● **Aim of the task**
Set down every entry again word for word, please, but skip the pictures.

● **Entries shown**
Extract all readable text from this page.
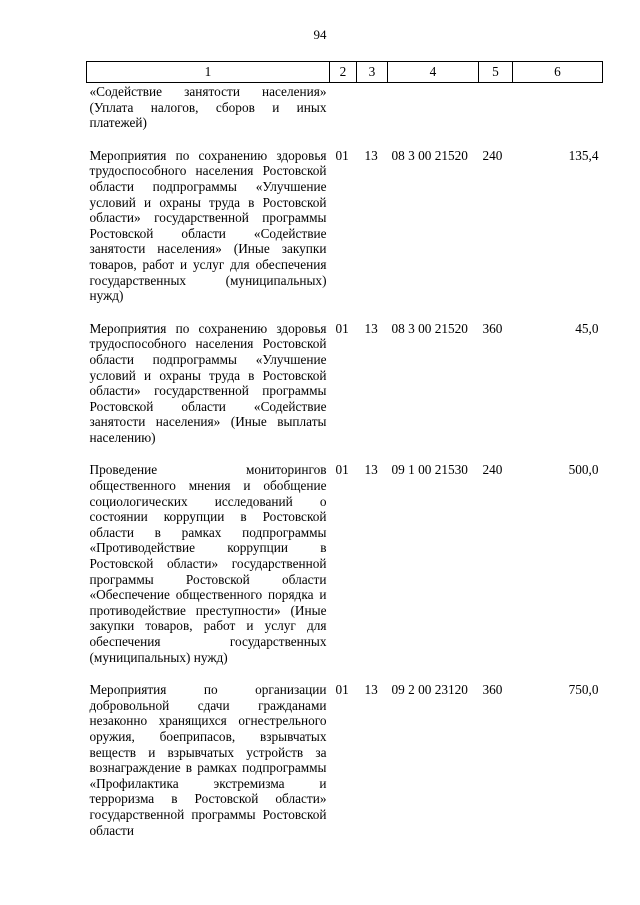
94
1	2	3	4	5	6
«Содействие занятости населения» (Уплата налогов, сборов и иных платежей)					
Мероприятия по сохранению здоровья трудоспособного населения Ростовской области подпрограммы «Улучшение условий и охраны труда в Ростовской области» государственной программы Ростовской области «Содействие занятости населения» (Иные закупки товаров, работ и услуг для обеспечения государственных (муниципальных) нужд)	01	13	08 3 00 21520	240	135,4
Мероприятия по сохранению здоровья трудоспособного населения Ростовской области подпрограммы «Улучшение условий и охраны труда в Ростовской области» государственной программы Ростовской области «Содействие занятости населения» (Иные выплаты населению)	01	13	08 3 00 21520	360	45,0
Проведение мониторингов общественного мнения и обобщение социологических исследований о состоянии коррупции в Ростовской области в рамках подпрограммы «Противодействие коррупции в Ростовской области» государственной программы Ростовской области «Обеспечение общественного порядка и противодействие преступности» (Иные закупки товаров, работ и услуг для обеспечения государственных (муниципальных) нужд)	01	13	09 1 00 21530	240	500,0
Мероприятия по организации добровольной сдачи гражданами незаконно хранящихся огнестрельного оружия, боеприпасов, взрывчатых веществ и взрывчатых устройств за вознаграждение в рамках подпрограммы «Профилактика экстремизма и терроризма в Ростовской области» государственной программы Ростовской области	01	13	09 2 00 23120	360	750,0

● **Finished answer**
Extract all readable text from this page.
94
1	2	3	4	5	6
«Содействие занятости населения» (Уплата налогов, сборов и иных платежей)					
Мероприятия по сохранению здоровья трудоспособного населения Ростовской области подпрограммы «Улучшение условий и охраны труда в Ростовской области» государственной программы Ростовской области «Содействие занятости населения» (Иные закупки товаров, работ и услуг для обеспечения государственных (муниципальных) нужд)	01	13	08 3 00 21520	240	135,4
Мероприятия по сохранению здоровья трудоспособного населения Ростовской области подпрограммы «Улучшение условий и охраны труда в Ростовской области» государственной программы Ростовской области «Содействие занятости населения» (Иные выплаты населению)	01	13	08 3 00 21520	360	45,0
Проведение мониторингов общественного мнения и обобщение социологических исследований о состоянии коррупции в Ростовской области в рамках подпрограммы «Противодействие коррупции в Ростовской области» государственной программы Ростовской области «Обеспечение общественного порядка и противодействие преступности» (Иные закупки товаров, работ и услуг для обеспечения государственных (муниципальных) нужд)	01	13	09 1 00 21530	240	500,0
Мероприятия по организации добровольной сдачи гражданами незаконно хранящихся огнестрельного оружия, боеприпасов, взрывчатых веществ и взрывчатых устройств за вознаграждение в рамках подпрограммы «Профилактика экстремизма и терроризма в Ростовской области» государственной программы Ростовской области	01	13	09 2 00 23120	360	750,0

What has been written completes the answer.